RECORDS FOR THIS TASK:
-- begin --

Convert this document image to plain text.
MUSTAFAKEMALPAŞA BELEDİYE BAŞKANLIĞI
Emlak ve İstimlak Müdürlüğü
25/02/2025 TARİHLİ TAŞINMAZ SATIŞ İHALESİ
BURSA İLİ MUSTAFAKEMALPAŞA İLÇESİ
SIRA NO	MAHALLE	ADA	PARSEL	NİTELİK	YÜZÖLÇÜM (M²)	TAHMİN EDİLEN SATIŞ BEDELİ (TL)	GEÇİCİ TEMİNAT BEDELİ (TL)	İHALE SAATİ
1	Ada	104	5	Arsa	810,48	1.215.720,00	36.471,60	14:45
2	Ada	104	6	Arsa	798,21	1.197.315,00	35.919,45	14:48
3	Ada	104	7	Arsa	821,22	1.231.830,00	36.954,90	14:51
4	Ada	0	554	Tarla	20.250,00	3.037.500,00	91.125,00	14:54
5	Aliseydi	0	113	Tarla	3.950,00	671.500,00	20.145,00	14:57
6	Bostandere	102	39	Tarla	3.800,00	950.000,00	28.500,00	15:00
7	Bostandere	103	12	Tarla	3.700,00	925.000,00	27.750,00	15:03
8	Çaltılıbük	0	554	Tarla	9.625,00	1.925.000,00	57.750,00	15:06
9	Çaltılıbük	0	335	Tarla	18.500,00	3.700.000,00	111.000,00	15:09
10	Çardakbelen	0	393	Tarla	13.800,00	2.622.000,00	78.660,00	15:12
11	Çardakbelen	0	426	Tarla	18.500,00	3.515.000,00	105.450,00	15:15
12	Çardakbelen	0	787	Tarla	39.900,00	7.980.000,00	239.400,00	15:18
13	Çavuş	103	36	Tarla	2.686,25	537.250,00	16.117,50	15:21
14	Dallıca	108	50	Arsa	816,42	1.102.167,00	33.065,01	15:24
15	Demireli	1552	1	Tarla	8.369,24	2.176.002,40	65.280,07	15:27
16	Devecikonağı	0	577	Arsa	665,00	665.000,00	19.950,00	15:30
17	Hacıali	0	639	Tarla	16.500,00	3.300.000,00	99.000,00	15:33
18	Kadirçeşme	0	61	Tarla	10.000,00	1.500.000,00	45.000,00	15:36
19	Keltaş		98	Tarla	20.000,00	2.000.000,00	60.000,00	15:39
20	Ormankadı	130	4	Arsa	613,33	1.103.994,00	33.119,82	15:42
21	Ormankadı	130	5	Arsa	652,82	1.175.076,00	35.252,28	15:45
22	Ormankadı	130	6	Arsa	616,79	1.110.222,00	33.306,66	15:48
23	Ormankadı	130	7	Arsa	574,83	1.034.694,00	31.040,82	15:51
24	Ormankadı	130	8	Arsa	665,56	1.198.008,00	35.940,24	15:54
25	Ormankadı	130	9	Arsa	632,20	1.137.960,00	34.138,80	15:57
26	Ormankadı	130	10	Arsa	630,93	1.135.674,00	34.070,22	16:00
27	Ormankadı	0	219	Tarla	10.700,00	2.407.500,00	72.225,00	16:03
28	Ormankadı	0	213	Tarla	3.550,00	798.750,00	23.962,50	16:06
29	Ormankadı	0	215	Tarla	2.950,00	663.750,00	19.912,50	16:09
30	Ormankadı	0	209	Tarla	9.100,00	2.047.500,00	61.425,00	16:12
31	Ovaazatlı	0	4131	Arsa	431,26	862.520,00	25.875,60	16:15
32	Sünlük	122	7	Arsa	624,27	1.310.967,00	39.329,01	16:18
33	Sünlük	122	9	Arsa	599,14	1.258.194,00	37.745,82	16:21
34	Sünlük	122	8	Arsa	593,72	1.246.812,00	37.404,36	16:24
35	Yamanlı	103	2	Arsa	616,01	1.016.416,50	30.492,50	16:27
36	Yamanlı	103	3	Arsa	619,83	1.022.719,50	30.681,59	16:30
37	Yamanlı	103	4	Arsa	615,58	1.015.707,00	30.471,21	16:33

-- end --

EXERCISE:
Restate every entry word for word.

THE RESULT:
Convert this document image to plain text.
MUSTAFAKEMALPAŞA BELEDİYE BAŞKANLIĞI
Emlak ve İstimlak Müdürlüğü
25/02/2025 TARİHLİ TAŞINMAZ SATIŞ İHALESİ
BURSA İLİ MUSTAFAKEMALPAŞA İLÇESİ
SIRA NO	MAHALLE	ADA	PARSEL	NİTELİK	YÜZÖLÇÜM (M²)	TAHMİN EDİLEN SATIŞ BEDELİ (TL)	GEÇİCİ TEMİNAT BEDELİ (TL)	İHALE SAATİ
1	Ada	104	5	Arsa	810,48	1.215.720,00	36.471,60	14:45
2	Ada	104	6	Arsa	798,21	1.197.315,00	35.919,45	14:48
3	Ada	104	7	Arsa	821,22	1.231.830,00	36.954,90	14:51
4	Ada	0	554	Tarla	20.250,00	3.037.500,00	91.125,00	14:54
5	Aliseydi	0	113	Tarla	3.950,00	671.500,00	20.145,00	14:57
6	Bostandere	102	39	Tarla	3.800,00	950.000,00	28.500,00	15:00
7	Bostandere	103	12	Tarla	3.700,00	925.000,00	27.750,00	15:03
8	Çaltılıbük	0	554	Tarla	9.625,00	1.925.000,00	57.750,00	15:06
9	Çaltılıbük	0	335	Tarla	18.500,00	3.700.000,00	111.000,00	15:09
10	Çardakbelen	0	393	Tarla	13.800,00	2.622.000,00	78.660,00	15:12
11	Çardakbelen	0	426	Tarla	18.500,00	3.515.000,00	105.450,00	15:15
12	Çardakbelen	0	787	Tarla	39.900,00	7.980.000,00	239.400,00	15:18
13	Çavuş	103	36	Tarla	2.686,25	537.250,00	16.117,50	15:21
14	Dallıca	108	50	Arsa	816,42	1.102.167,00	33.065,01	15:24
15	Demireli	1552	1	Tarla	8.369,24	2.176.002,40	65.280,07	15:27
16	Devecikonağı	0	577	Arsa	665,00	665.000,00	19.950,00	15:30
17	Hacıali	0	639	Tarla	16.500,00	3.300.000,00	99.000,00	15:33
18	Kadirçeşme	0	61	Tarla	10.000,00	1.500.000,00	45.000,00	15:36
19	Keltaş		98	Tarla	20.000,00	2.000.000,00	60.000,00	15:39
20	Ormankadı	130	4	Arsa	613,33	1.103.994,00	33.119,82	15:42
21	Ormankadı	130	5	Arsa	652,82	1.175.076,00	35.252,28	15:45
22	Ormankadı	130	6	Arsa	616,79	1.110.222,00	33.306,66	15:48
23	Ormankadı	130	7	Arsa	574,83	1.034.694,00	31.040,82	15:51
24	Ormankadı	130	8	Arsa	665,56	1.198.008,00	35.940,24	15:54
25	Ormankadı	130	9	Arsa	632,20	1.137.960,00	34.138,80	15:57
26	Ormankadı	130	10	Arsa	630,93	1.135.674,00	34.070,22	16:00
27	Ormankadı	0	219	Tarla	10.700,00	2.407.500,00	72.225,00	16:03
28	Ormankadı	0	213	Tarla	3.550,00	798.750,00	23.962,50	16:06
29	Ormankadı	0	215	Tarla	2.950,00	663.750,00	19.912,50	16:09
30	Ormankadı	0	209	Tarla	9.100,00	2.047.500,00	61.425,00	16:12
31	Ovaazatlı	0	4131	Arsa	431,26	862.520,00	25.875,60	16:15
32	Sünlük	122	7	Arsa	624,27	1.310.967,00	39.329,01	16:18
33	Sünlük	122	9	Arsa	599,14	1.258.194,00	37.745,82	16:21
34	Sünlük	122	8	Arsa	593,72	1.246.812,00	37.404,36	16:24
35	Yamanlı	103	2	Arsa	616,01	1.016.416,50	30.492,50	16:27
36	Yamanlı	103	3	Arsa	619,83	1.022.719,50	30.681,59	16:30
37	Yamanlı	103	4	Arsa	615,58	1.015.707,00	30.471,21	16:33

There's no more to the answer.